Set exercise>
Your task is to reproduce the entries below word for word.

Records supplied>
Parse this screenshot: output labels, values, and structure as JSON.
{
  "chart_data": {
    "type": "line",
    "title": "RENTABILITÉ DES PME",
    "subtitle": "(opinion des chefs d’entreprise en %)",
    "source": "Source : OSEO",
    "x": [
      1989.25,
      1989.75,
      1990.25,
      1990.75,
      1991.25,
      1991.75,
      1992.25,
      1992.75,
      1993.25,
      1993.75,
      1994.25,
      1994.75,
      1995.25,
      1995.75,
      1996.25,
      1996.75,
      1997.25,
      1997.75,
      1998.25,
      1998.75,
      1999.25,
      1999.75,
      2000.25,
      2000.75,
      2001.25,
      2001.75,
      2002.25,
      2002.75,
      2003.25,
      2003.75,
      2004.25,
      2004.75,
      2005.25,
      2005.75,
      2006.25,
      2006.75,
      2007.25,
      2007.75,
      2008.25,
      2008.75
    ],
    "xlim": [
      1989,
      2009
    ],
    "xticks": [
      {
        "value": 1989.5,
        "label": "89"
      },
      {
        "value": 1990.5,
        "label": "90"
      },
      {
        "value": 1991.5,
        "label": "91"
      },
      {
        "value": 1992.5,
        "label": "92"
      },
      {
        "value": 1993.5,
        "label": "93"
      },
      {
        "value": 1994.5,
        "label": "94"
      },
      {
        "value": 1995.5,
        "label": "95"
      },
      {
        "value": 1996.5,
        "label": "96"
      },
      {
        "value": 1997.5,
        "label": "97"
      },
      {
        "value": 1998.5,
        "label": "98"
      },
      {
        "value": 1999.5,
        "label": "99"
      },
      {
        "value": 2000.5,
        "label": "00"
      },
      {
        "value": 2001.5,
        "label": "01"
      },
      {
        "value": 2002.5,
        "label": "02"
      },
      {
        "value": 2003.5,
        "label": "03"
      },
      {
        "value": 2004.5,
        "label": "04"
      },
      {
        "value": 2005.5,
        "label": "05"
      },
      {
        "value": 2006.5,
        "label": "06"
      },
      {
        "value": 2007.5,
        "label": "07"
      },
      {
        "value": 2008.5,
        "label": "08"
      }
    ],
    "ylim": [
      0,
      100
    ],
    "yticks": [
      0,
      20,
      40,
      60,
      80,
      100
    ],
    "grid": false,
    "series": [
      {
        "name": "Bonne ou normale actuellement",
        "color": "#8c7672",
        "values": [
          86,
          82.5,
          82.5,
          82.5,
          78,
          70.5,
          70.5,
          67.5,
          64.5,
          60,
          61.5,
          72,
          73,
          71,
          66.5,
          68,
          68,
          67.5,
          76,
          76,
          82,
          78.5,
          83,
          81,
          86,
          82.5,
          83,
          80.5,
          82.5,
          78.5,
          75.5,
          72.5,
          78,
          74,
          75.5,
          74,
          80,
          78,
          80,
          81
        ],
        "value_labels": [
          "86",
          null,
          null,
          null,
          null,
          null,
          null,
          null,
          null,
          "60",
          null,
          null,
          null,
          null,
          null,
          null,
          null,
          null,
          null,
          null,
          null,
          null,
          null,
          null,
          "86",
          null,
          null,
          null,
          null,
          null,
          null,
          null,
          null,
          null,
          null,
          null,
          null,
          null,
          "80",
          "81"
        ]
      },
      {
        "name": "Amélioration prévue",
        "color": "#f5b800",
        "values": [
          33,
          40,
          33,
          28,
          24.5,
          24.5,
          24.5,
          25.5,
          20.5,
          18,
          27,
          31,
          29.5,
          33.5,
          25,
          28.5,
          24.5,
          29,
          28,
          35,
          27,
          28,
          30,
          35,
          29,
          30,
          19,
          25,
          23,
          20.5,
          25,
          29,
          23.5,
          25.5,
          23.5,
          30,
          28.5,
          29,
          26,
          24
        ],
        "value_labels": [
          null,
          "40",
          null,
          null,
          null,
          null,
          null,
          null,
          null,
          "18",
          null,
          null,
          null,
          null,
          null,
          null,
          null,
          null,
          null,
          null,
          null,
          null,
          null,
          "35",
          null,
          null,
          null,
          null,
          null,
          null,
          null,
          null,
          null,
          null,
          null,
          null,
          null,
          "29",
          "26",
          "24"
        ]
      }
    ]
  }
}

Response>
Parse this screenshot: output labels, values, and structure as JSON.
{
  "chart_data": {
    "type": "line",
    "title": "RENTABILITÉ DES PME",
    "subtitle": "(opinion des chefs d’entreprise en %)",
    "source": "Source : OSEO",
    "x": [
      1989.25,
      1989.75,
      1990.25,
      1990.75,
      1991.25,
      1991.75,
      1992.25,
      1992.75,
      1993.25,
      1993.75,
      1994.25,
      1994.75,
      1995.25,
      1995.75,
      1996.25,
      1996.75,
      1997.25,
      1997.75,
      1998.25,
      1998.75,
      1999.25,
      1999.75,
      2000.25,
      2000.75,
      2001.25,
      2001.75,
      2002.25,
      2002.75,
      2003.25,
      2003.75,
      2004.25,
      2004.75,
      2005.25,
      2005.75,
      2006.25,
      2006.75,
      2007.25,
      2007.75,
      2008.25,
      2008.75
    ],
    "xlim": [
      1989,
      2009
    ],
    "xticks": [
      {
        "value": 1989.5,
        "label": "89"
      },
      {
        "value": 1990.5,
        "label": "90"
      },
      {
        "value": 1991.5,
        "label": "91"
      },
      {
        "value": 1992.5,
        "label": "92"
      },
      {
        "value": 1993.5,
        "label": "93"
      },
      {
        "value": 1994.5,
        "label": "94"
      },
      {
        "value": 1995.5,
        "label": "95"
      },
      {
        "value": 1996.5,
        "label": "96"
      },
      {
        "value": 1997.5,
        "label": "97"
      },
      {
        "value": 1998.5,
        "label": "98"
      },
      {
        "value": 1999.5,
        "label": "99"
      },
      {
        "value": 2000.5,
        "label": "00"
      },
      {
        "value": 2001.5,
        "label": "01"
      },
      {
        "value": 2002.5,
        "label": "02"
      },
      {
        "value": 2003.5,
        "label": "03"
      },
      {
        "value": 2004.5,
        "label": "04"
      },
      {
        "value": 2005.5,
        "label": "05"
      },
      {
        "value": 2006.5,
        "label": "06"
      },
      {
        "value": 2007.5,
        "label": "07"
      },
      {
        "value": 2008.5,
        "label": "08"
      }
    ],
    "ylim": [
      0,
      100
    ],
    "yticks": [
      0,
      20,
      40,
      60,
      80,
      100
    ],
    "grid": false,
    "series": [
      {
        "name": "Bonne ou normale actuellement",
        "color": "#8c7672",
        "values": [
          86,
          82.5,
          82.5,
          82.5,
          78,
          70.5,
          70.5,
          67.5,
          64.5,
          60,
          61.5,
          72,
          73,
          71,
          66.5,
          68,
          68,
          67.5,
          76,
          76,
          82,
          78.5,
          83,
          81,
          86,
          82.5,
          83,
          80.5,
          82.5,
          78.5,
          75.5,
          72.5,
          78,
          74,
          75.5,
          74,
          80,
          78,
          80,
          81
        ],
        "value_labels": [
          "86",
          null,
          null,
          null,
          null,
          null,
          null,
          null,
          null,
          "60",
          null,
          null,
          null,
          null,
          null,
          null,
          null,
          null,
          null,
          null,
          null,
          null,
          null,
          null,
          "86",
          null,
          null,
          null,
          null,
          null,
          null,
          null,
          null,
          null,
          null,
          null,
          null,
          null,
          "80",
          "81"
        ]
      },
      {
        "name": "Amélioration prévue",
        "color": "#f5b800",
        "values": [
          33,
          40,
          33,
          28,
          24.5,
          24.5,
          24.5,
          25.5,
          20.5,
          18,
          27,
          31,
          29.5,
          33.5,
          25,
          28.5,
          24.5,
          29,
          28,
          35,
          27,
          28,
          30,
          35,
          29,
          30,
          19,
          25,
          23,
          20.5,
          25,
          29,
          23.5,
          25.5,
          23.5,
          30,
          28.5,
          29,
          26,
          24
        ],
        "value_labels": [
          null,
          "40",
          null,
          null,
          null,
          null,
          null,
          null,
          null,
          "18",
          null,
          null,
          null,
          null,
          null,
          null,
          null,
          null,
          null,
          null,
          null,
          null,
          null,
          "35",
          null,
          null,
          null,
          null,
          null,
          null,
          null,
          null,
          null,
          null,
          null,
          null,
          null,
          "29",
          "26",
          "24"
        ]
      }
    ]
  }
}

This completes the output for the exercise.